- [Rows]:

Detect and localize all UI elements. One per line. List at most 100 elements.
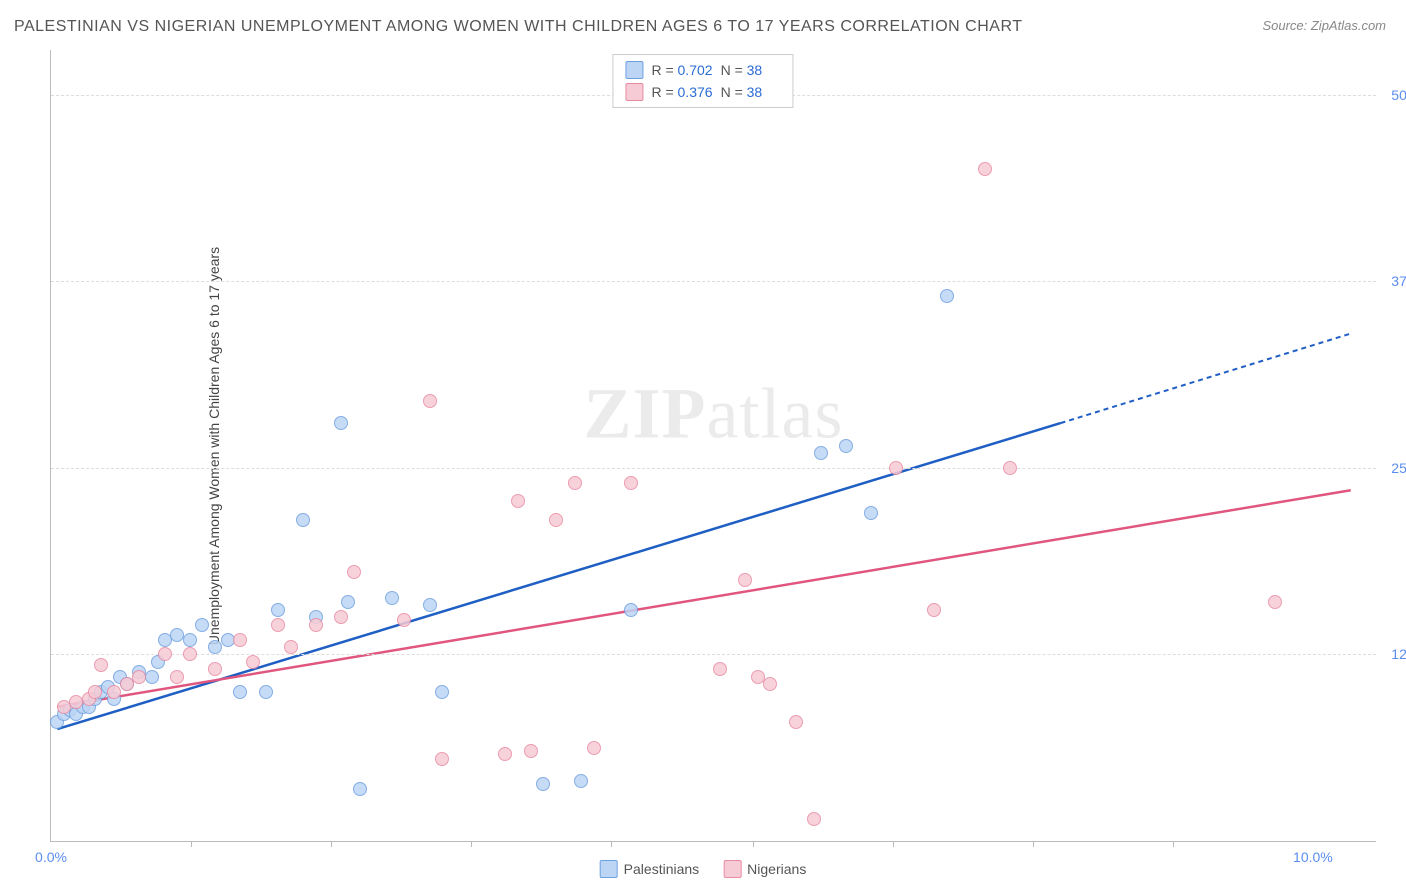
point-nigerians (927, 603, 941, 617)
point-nigerians (1003, 461, 1017, 475)
point-nigerians (524, 744, 538, 758)
r-value-nigerians: 0.376 (678, 84, 713, 100)
legend-row-nigerians: R = 0.376 N = 38 (625, 81, 780, 103)
point-palestinians (423, 598, 437, 612)
point-palestinians (536, 777, 550, 791)
x-tick (331, 841, 332, 847)
point-nigerians (120, 677, 134, 691)
point-palestinians (864, 506, 878, 520)
trend-line-palestinians (57, 423, 1060, 729)
point-nigerians (309, 618, 323, 632)
point-nigerians (284, 640, 298, 654)
x-tick (611, 841, 612, 847)
legend-label-nigerians: Nigerians (747, 861, 806, 877)
point-nigerians (435, 752, 449, 766)
n-value-palestinians: 38 (747, 62, 763, 78)
point-palestinians (296, 513, 310, 527)
x-tick (471, 841, 472, 847)
legend-statistics: R = 0.702 N = 38 R = 0.376 N = 38 (612, 54, 793, 108)
point-palestinians (195, 618, 209, 632)
point-nigerians (88, 685, 102, 699)
point-nigerians (587, 741, 601, 755)
point-nigerians (94, 658, 108, 672)
x-tick (893, 841, 894, 847)
swatch-nigerians-bottom (723, 860, 741, 878)
point-nigerians (807, 812, 821, 826)
watermark-text: ZIPatlas (584, 372, 844, 455)
point-palestinians (385, 591, 399, 605)
point-nigerians (334, 610, 348, 624)
point-nigerians (132, 670, 146, 684)
legend-item-palestinians: Palestinians (600, 860, 700, 878)
point-nigerians (271, 618, 285, 632)
point-nigerians (208, 662, 222, 676)
source-attribution: Source: ZipAtlas.com (1262, 18, 1386, 33)
swatch-palestinians (625, 61, 643, 79)
chart-plot-area: ZIPatlas 12.5%25.0%37.5%50.0%0.0%10.0% (50, 50, 1376, 842)
x-tick (191, 841, 192, 847)
point-palestinians (271, 603, 285, 617)
x-tick-label: 10.0% (1293, 849, 1333, 865)
r-label: R = (651, 84, 673, 100)
point-nigerians (738, 573, 752, 587)
x-tick-label: 0.0% (35, 849, 67, 865)
legend-row-palestinians: R = 0.702 N = 38 (625, 59, 780, 81)
point-nigerians (498, 747, 512, 761)
point-nigerians (233, 633, 247, 647)
point-nigerians (183, 647, 197, 661)
trend-line-extrapolated (1061, 334, 1351, 424)
grid-line-horizontal (51, 468, 1376, 469)
y-tick-label: 50.0% (1391, 87, 1406, 103)
swatch-nigerians (625, 83, 643, 101)
x-tick (1173, 841, 1174, 847)
point-palestinians (183, 633, 197, 647)
point-nigerians (549, 513, 563, 527)
y-tick-label: 25.0% (1391, 460, 1406, 476)
point-palestinians (839, 439, 853, 453)
n-label: N = (721, 84, 743, 100)
point-palestinians (435, 685, 449, 699)
point-nigerians (170, 670, 184, 684)
point-palestinians (334, 416, 348, 430)
point-palestinians (208, 640, 222, 654)
point-nigerians (1268, 595, 1282, 609)
point-nigerians (789, 715, 803, 729)
legend-item-nigerians: Nigerians (723, 860, 806, 878)
trend-lines-layer (51, 50, 1376, 841)
point-palestinians (814, 446, 828, 460)
point-nigerians (107, 685, 121, 699)
point-nigerians (889, 461, 903, 475)
point-palestinians (341, 595, 355, 609)
point-nigerians (763, 677, 777, 691)
point-nigerians (713, 662, 727, 676)
point-nigerians (423, 394, 437, 408)
point-palestinians (624, 603, 638, 617)
point-palestinians (353, 782, 367, 796)
point-palestinians (574, 774, 588, 788)
point-nigerians (978, 162, 992, 176)
point-nigerians (511, 494, 525, 508)
r-value-palestinians: 0.702 (678, 62, 713, 78)
point-nigerians (347, 565, 361, 579)
y-tick-label: 37.5% (1391, 273, 1406, 289)
legend-series: Palestinians Nigerians (600, 860, 807, 878)
trend-line-nigerians (57, 490, 1350, 706)
point-palestinians (940, 289, 954, 303)
n-label: N = (721, 62, 743, 78)
point-palestinians (233, 685, 247, 699)
point-nigerians (568, 476, 582, 490)
point-nigerians (624, 476, 638, 490)
n-value-nigerians: 38 (747, 84, 763, 100)
x-tick (753, 841, 754, 847)
y-tick-label: 12.5% (1391, 646, 1406, 662)
r-label: R = (651, 62, 673, 78)
point-nigerians (246, 655, 260, 669)
swatch-palestinians-bottom (600, 860, 618, 878)
point-nigerians (158, 647, 172, 661)
point-palestinians (259, 685, 273, 699)
point-nigerians (397, 613, 411, 627)
legend-label-palestinians: Palestinians (624, 861, 700, 877)
x-tick (1033, 841, 1034, 847)
point-palestinians (145, 670, 159, 684)
chart-title: PALESTINIAN VS NIGERIAN UNEMPLOYMENT AMO… (14, 18, 1023, 36)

- [Given instruction]: Copy the entries above without any change, everything from the line containing "point-nigerians (927, 603, 941, 617)" down to the line containing "point-palestinians (271, 603, 285, 617)", including both of those lines.

- [Task result]:
point-nigerians (927, 603, 941, 617)
point-nigerians (1003, 461, 1017, 475)
point-nigerians (524, 744, 538, 758)
r-value-nigerians: 0.376 (678, 84, 713, 100)
legend-row-nigerians: R = 0.376 N = 38 (625, 81, 780, 103)
point-palestinians (423, 598, 437, 612)
point-palestinians (536, 777, 550, 791)
x-tick (331, 841, 332, 847)
point-nigerians (120, 677, 134, 691)
point-palestinians (864, 506, 878, 520)
trend-line-palestinians (57, 423, 1060, 729)
point-nigerians (309, 618, 323, 632)
point-nigerians (284, 640, 298, 654)
x-tick (611, 841, 612, 847)
legend-label-nigerians: Nigerians (747, 861, 806, 877)
point-nigerians (435, 752, 449, 766)
n-value-palestinians: 38 (747, 62, 763, 78)
point-palestinians (296, 513, 310, 527)
x-tick (471, 841, 472, 847)
legend-statistics: R = 0.702 N = 38 R = 0.376 N = 38 (612, 54, 793, 108)
point-palestinians (195, 618, 209, 632)
point-nigerians (88, 685, 102, 699)
point-nigerians (587, 741, 601, 755)
point-nigerians (94, 658, 108, 672)
x-tick (893, 841, 894, 847)
swatch-nigerians-bottom (723, 860, 741, 878)
point-nigerians (807, 812, 821, 826)
watermark-text: ZIPatlas (584, 372, 844, 455)
point-palestinians (385, 591, 399, 605)
point-nigerians (334, 610, 348, 624)
point-nigerians (132, 670, 146, 684)
legend-item-palestinians: Palestinians (600, 860, 700, 878)
point-nigerians (271, 618, 285, 632)
point-nigerians (208, 662, 222, 676)
source-attribution: Source: ZipAtlas.com (1262, 18, 1386, 33)
swatch-palestinians (625, 61, 643, 79)
chart-plot-area: ZIPatlas 12.5%25.0%37.5%50.0%0.0%10.0% (50, 50, 1376, 842)
x-tick (191, 841, 192, 847)
point-palestinians (271, 603, 285, 617)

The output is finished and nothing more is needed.